Print out each record below, unaltered and complete, without its images.

☆ ☆ ☆ ☆ ☆ ☆ ☆

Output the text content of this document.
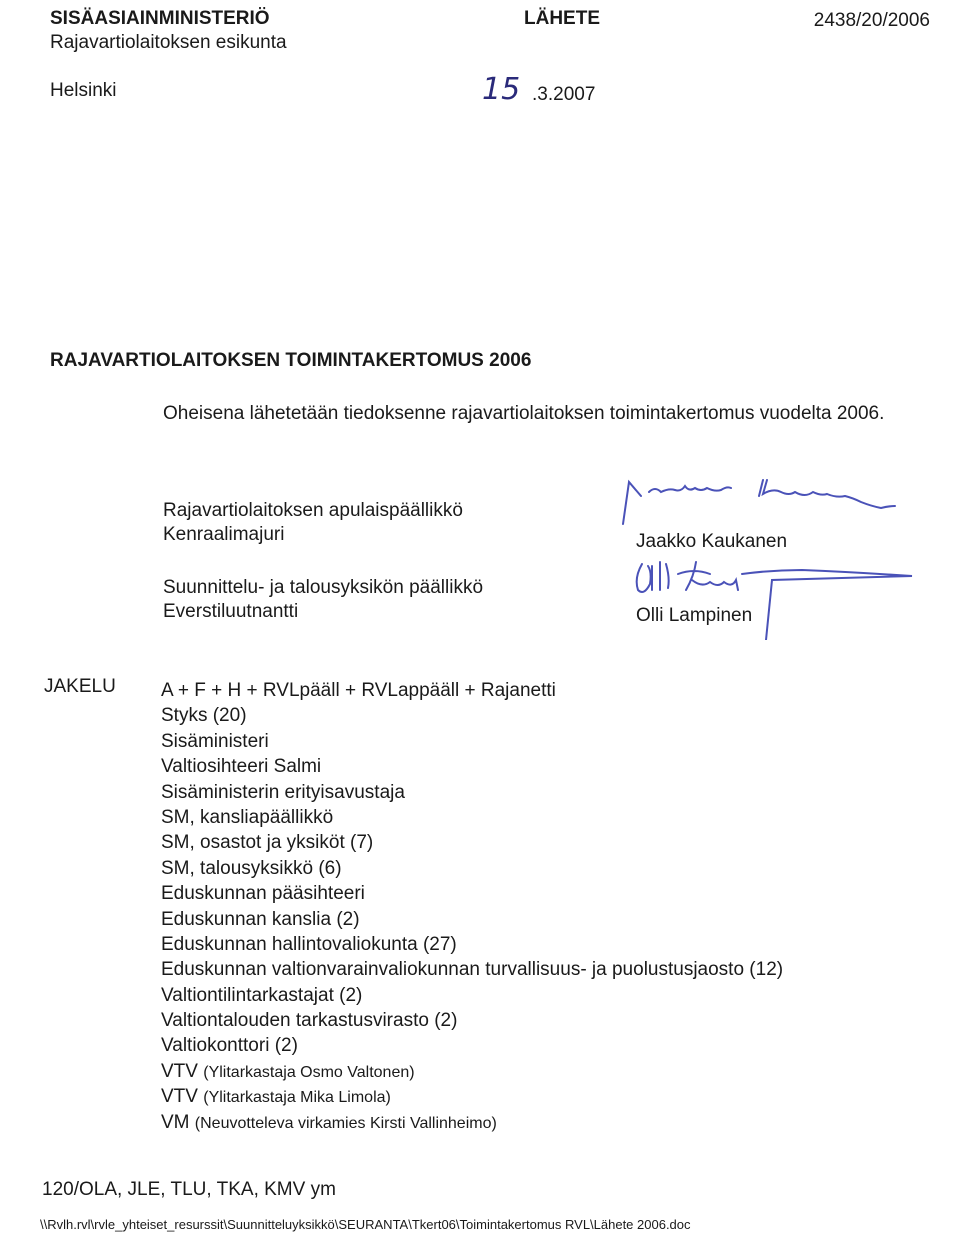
SISÄASIAINMINISTERIÖ
Rajavartiolaitoksen esikunta
LÄHETE	2438/20/2006
Helsinki	15 .3.2007
RAJAVARTIOLAITOKSEN TOIMINTAKERTOMUS 2006
Oheisena lähetetään tiedoksenne rajavartiolaitoksen toimintakertomus vuodelta 2006.
Rajavartiolaitoksen apulaispäällikkö
Kenraalimajuri	Jaakko Kaukanen
Suunnittelu- ja talousyksikön päällikkö
Everstiluutnantti	Olli Lampinen
JAKELU A + F + H + RVLpääll + RVLappääll + Rajanetti
Styks (20)
Sisäministeri
Valtiosihteeri Salmi
Sisäministerin erityisavustaja
SM, kansliapäällikkö
SM, osastot ja yksiköt (7)
SM, talousyksikkö (6)
Eduskunnan pääsihteeri
Eduskunnan kanslia (2)
Eduskunnan hallintovaliokunta (27)
Eduskunnan valtionvarainvaliokunnan turvallisuus- ja puolustusjaosto (12)
Valtiontilintarkastajat (2)
Valtiontalouden tarkastusvirasto (2)
Valtiokonttori (2)
VTV (Ylitarkastaja Osmo Valtonen)
VTV (Ylitarkastaja Mika Limola)
VM (Neuvotteleva virkamies Kirsti Vallinheimo)
120/OLA, JLE, TLU, TKA, KMV ym
\\Rvlh.rvl\rvle_yhteiset_resurssit\Suunnitteluyksikkö\SEURANTA\Tkert06\Toimintakertomus RVL\Lähete 2006.doc
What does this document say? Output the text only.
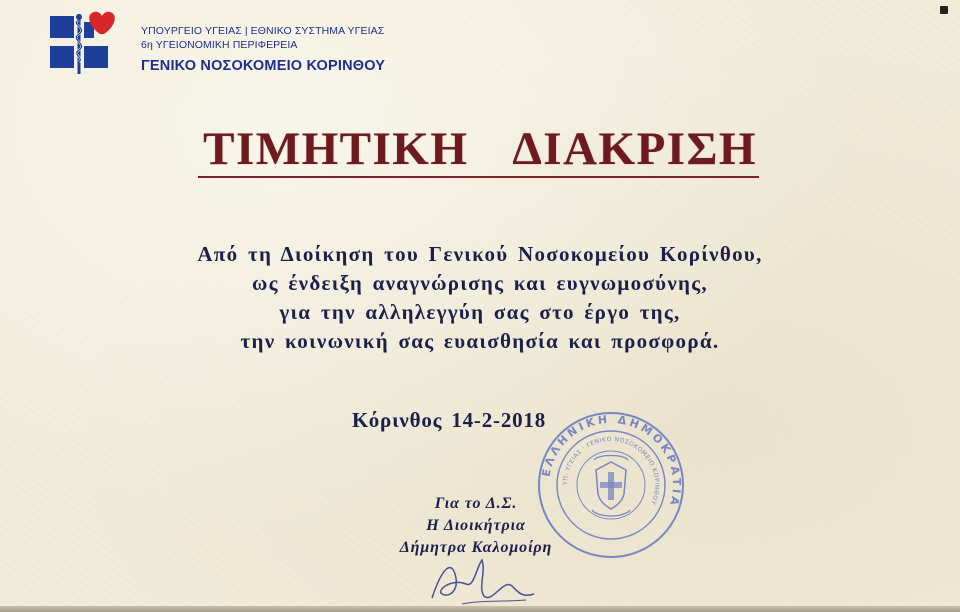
ΥΠΟΥΡΓΕΙΟ ΥΓΕΙΑΣ | ΕΘΝΙΚΟ ΣΥΣΤΗΜΑ ΥΓΕΙΑΣ
6η ΥΓΕΙΟΝΟΜΙΚΗ ΠΕΡΙΦΕΡΕΙΑ
ΓΕΝΙΚΟ ΝΟΣΟΚΟΜΕΙΟ ΚΟΡΙΝΘΟΥ
ΤΙΜΗΤΙΚΗ  ΔΙΑΚΡΙΣΗ
Από τη Διοίκηση του Γενικού Νοσοκομείου Κορίνθου,
ως ένδειξη αναγνώρισης και ευγνωμοσύνης,
για την αλληλεγγύη σας στο έργο της,
την κοινωνική σας ευαισθησία και προσφορά.
Κόρινθος 14-2-2018
ΕΛΛΗΝΙΚΗ ΔΗΜΟΚΡΑΤΙΑ
ΥΠ. ΥΓΕΙΑΣ · ΓΕΝΙΚΟ ΝΟΣΟΚΟΜΕΙΟ ΚΟΡΙΝΘΟΥ
Για το Δ.Σ.
Η Διοικήτρια
Δήμητρα Καλομοίρη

☆ ☆ ☆ ☆ ☆ ☆ ☆

* _Output_
Output the text content of this document.
SISÄASIAINMINISTERIÖ
Rajavartiolaitoksen esikunta
LÄHETE	2438/20/2006
Helsinki	15 .3.2007
RAJAVARTIOLAITOKSEN TOIMINTAKERTOMUS 2006
Oheisena lähetetään tiedoksenne rajavartiolaitoksen toimintakertomus vuodelta 2006.
Rajavartiolaitoksen apulaispäällikkö
Kenraalimajuri	Jaakko Kaukanen
Suunnittelu- ja talousyksikön päällikkö
Everstiluutnantti	Olli Lampinen
JAKELU A + F + H + RVLpääll + RVLappääll + Rajanetti
Styks (20)
Sisäministeri
Valtiosihteeri Salmi
Sisäministerin erityisavustaja
SM, kansliapäällikkö
SM, osastot ja yksiköt (7)
SM, talousyksikkö (6)
Eduskunnan pääsihteeri
Eduskunnan kanslia (2)
Eduskunnan hallintovaliokunta (27)
Eduskunnan valtionvarainvaliokunnan turvallisuus- ja puolustusjaosto (12)
Valtiontilintarkastajat (2)
Valtiontalouden tarkastusvirasto (2)
Valtiokonttori (2)
VTV (Ylitarkastaja Osmo Valtonen)
VTV (Ylitarkastaja Mika Limola)
VM (Neuvotteleva virkamies Kirsti Vallinheimo)
120/OLA, JLE, TLU, TKA, KMV ym
\\Rvlh.rvl\rvle_yhteiset_resurssit\Suunnitteluyksikkö\SEURANTA\Tkert06\Toimintakertomus RVL\Lähete 2006.doc
What does this document say? Output the text only.
ΥΠΟΥΡΓΕΙΟ ΥΓΕΙΑΣ | ΕΘΝΙΚΟ ΣΥΣΤΗΜΑ ΥΓΕΙΑΣ
6η ΥΓΕΙΟΝΟΜΙΚΗ ΠΕΡΙΦΕΡΕΙΑ
ΓΕΝΙΚΟ ΝΟΣΟΚΟΜΕΙΟ ΚΟΡΙΝΘΟΥ
ΤΙΜΗΤΙΚΗ  ΔΙΑΚΡΙΣΗ
Από τη Διοίκηση του Γενικού Νοσοκομείου Κορίνθου,
ως ένδειξη αναγνώρισης και ευγνωμοσύνης,
για την αλληλεγγύη σας στο έργο της,
την κοινωνική σας ευαισθησία και προσφορά.
Κόρινθος 14-2-2018
ΕΛΛΗΝΙΚΗ ΔΗΜΟΚΡΑΤΙΑ
ΥΠ. ΥΓΕΙΑΣ · ΓΕΝΙΚΟ ΝΟΣΟΚΟΜΕΙΟ ΚΟΡΙΝΘΟΥ
Για το Δ.Σ.
Η Διοικήτρια
Δήμητρα Καλομοίρη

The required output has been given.